→ **Passage provided**:
-- BEGIN --
In this paper we describe the result of our attempts to re-think how our XSLT processor is implemented to allow the processing of transitory data to extend beyond its current limits and to ensure XSLT processing can continue to play a central role in future web & application server designs.

Record representations

An alternative to representing XML document as object models is to use a sequence of records. These records can be viewed as binary encodings of events produced by an XML parser. For example, a set of record types can be used to represent typical SAX like events such as document begin & end, element begin & end and namespaces, attribute and text events. If the the records are stored in document order they can be replayed sequentially to simulate the parsing of the document. The records may also contain links to other records so that user can iterate the records in a more flexible manner than scanning them in sequential order, e.g. an element record may link to its parent and following sibling record. With these links, a record representation can support searches along the various XPath axis with performance approaching that of searching over an object model. There are many variants to the record based approach that tradeoff performance, memory size and complexity for other features such as the ability to process data as it is being parsed, the ability to re-locate the data in memory and the ability to stream data to a third party as it is being created.

Using a record representation reduces memory consumption when compared to an object model approach. This is achieved primarily via a reduction in the number of links between the records/objects but it can also be in the per-object overhead that some languages impose as is the case for processor writen in Java. In a classic representation of a tree we see each element object as having four pointers, one each for parent, first-child, previous sibling and following sibling. In a record representation, as the records are logically located in a linear contiguous address space, no link is needed to locate any record from another record. In practice, some minimum set of links are always needed to improve the search efficiency.

Record representations that can be stored or streamed can also be used as more general purpose "Binary XML" formats. In all the "Binary XML" formats there is a tradeoff between size and processing speed. We aim for near maximum speed while minimizing size and avoiding the need for schema agreement between two parties. The recent work of the W3C EXI working group suggests that compression is the key goal but this profile will not match our needs.

Our data format

The format we use is a binary encoding of the structure and text contained in XML documents based on the XPath data model that provides features that enable it to be processed and transmitted more efficiently than the originating XML documents.

The format contains three distinct types of data that are merged into one data stream that can either be stored or streamed to a recipient as required. The core data set contains the event records for each parser event type. The element event record contains a next sibling link and a parent link to support efficient searching. The event records are supplemented by a symbol table for common name storage and a DataGuide[Goldman 77] that provides a structural summary of the data to aid indexing and searching operations. The symbol table aids both the sequential searching operations by allowing symbol identity searches to be performed (as apposed to string matching searched) and helps improve conversion times on other platforms which have expensive string construction.

Figure 2: Data format layout
[Link to open this graphic in a separate page]

The format is streamable in the sense that a producer can encode blocks of data and a receiver can decode them as they arrive without the need to wait for subsequent blocks before starting processing. The streaming ability of the format can be used either "in process" to construct pipelines or across a network to improve latency.
-- END --
→ **Written task A**: In the passage on XML record representations, which two links does the element event record contain?
→ **Written task B**: Rewrite the passage on XML record representations between "The format is" and "to improve latency.", inclusive, with "receiver" changed to "consumer".
→ **Written task C**: Carry the passage on XML record representations forward from its final sentence.

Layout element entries
-- BEGIN --
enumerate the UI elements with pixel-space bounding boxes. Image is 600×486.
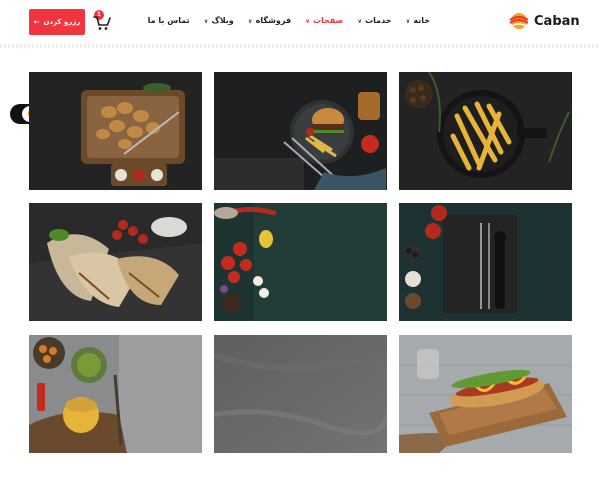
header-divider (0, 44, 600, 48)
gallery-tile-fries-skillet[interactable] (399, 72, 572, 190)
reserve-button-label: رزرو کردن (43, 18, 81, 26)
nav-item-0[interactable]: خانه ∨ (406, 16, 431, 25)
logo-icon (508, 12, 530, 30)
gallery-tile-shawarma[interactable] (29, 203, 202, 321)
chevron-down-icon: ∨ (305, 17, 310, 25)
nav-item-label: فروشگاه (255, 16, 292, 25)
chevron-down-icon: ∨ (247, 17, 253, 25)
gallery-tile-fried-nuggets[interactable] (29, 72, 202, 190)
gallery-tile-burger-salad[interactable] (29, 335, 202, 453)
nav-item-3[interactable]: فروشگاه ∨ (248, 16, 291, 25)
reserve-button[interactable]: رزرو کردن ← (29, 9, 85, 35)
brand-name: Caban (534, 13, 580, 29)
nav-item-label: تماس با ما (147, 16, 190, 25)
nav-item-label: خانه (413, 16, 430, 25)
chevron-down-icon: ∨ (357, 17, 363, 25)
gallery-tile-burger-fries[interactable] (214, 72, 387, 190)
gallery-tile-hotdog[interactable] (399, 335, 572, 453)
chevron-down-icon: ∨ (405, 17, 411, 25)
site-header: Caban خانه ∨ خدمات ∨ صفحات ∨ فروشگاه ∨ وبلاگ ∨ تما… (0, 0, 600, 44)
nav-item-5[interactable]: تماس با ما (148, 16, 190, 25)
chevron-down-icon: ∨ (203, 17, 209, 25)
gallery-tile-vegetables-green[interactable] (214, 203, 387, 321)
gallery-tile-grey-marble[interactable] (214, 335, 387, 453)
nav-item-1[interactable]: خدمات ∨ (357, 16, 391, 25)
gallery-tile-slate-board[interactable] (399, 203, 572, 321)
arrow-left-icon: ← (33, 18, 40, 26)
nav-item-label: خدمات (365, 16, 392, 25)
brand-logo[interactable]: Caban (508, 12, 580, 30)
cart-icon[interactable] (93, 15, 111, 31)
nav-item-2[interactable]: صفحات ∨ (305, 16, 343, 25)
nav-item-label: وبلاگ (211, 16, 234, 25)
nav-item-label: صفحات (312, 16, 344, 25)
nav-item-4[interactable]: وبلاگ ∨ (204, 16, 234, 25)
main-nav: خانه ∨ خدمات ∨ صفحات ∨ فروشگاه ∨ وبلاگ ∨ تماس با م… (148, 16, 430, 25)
-- END --
→ **Task response A**: A next sibling link and a parent link.

→ **Task response B**:
The format is streamable in the sense that a producer can encode blocks of data and a consumer can decode them as they arrive without the need to wait for subsequent blocks before starting processing. The streaming ability of the format can be used either "in process" to construct pipelines or across a network to improve latency.

→ **Task response C**:
The encoding is memory position independent as all records fit in a linear logical address space and the link used in element record is an offset between two addresses. This feature allows us to deploy a storage model which maps the logical data address space to actual physical locations. A virtual storage interface allows the use of replaceable memory managers so that the data may be held in main memory, shared memory or disk or some combination of these optimal for the processing being performed. The format is also designed to support documents in excess of the 32-bit boundary size, it currently has a theoretical limit of 32Gbytes per a document. XSLT Processing has been successfully performed on multi-Gbyte documents on modest hardware by employing this format.

Hardware parsing interface

Parsing XML in hardware is a conceptually straight forward operation but presents challenges in interfacing the output of the hardware to a software stack. There are at least three possible models for such an interface,

  • Shared memory models -- both the hardware and software have some shared memory space through which to communicate. This is the easiest approach but practically hard given current hardware architectures for commodity servers.
  • Structure Stream -- the hardware parser creates a stream that describes the structure of the data which can be transferred into main memory. The stream is relative to the original document so that both are needed for processing.
  • Full Stream -- the hardware parser creates a stream that describes the full aspect of the data which can be transferred into main memory. The stream can be processed standalone without reference to the original document.

Our format is consistent with the last approach here, a full stream model. The primary advantage of the shared memory model is that it could create an object model representation directly but we aim to show that this is not needed to achieve high-performance and hence the complexity it imposes is not required. The structure stream approach has approximately the same complexity to implement as a full stream but is more restrictive for downstream operations as it is more difficult to update and is less memory efficient than a full stream model because of the need to maintain the XML document in memory as well as the structure information.

Simultaneous XPath

In order to maintain our current performance levels we have to balance the slower navigation speed of the record based data format by improvements elsewhere. The area we choose was to replace sequential scanning in XPath by a simultaneous evaluation approach.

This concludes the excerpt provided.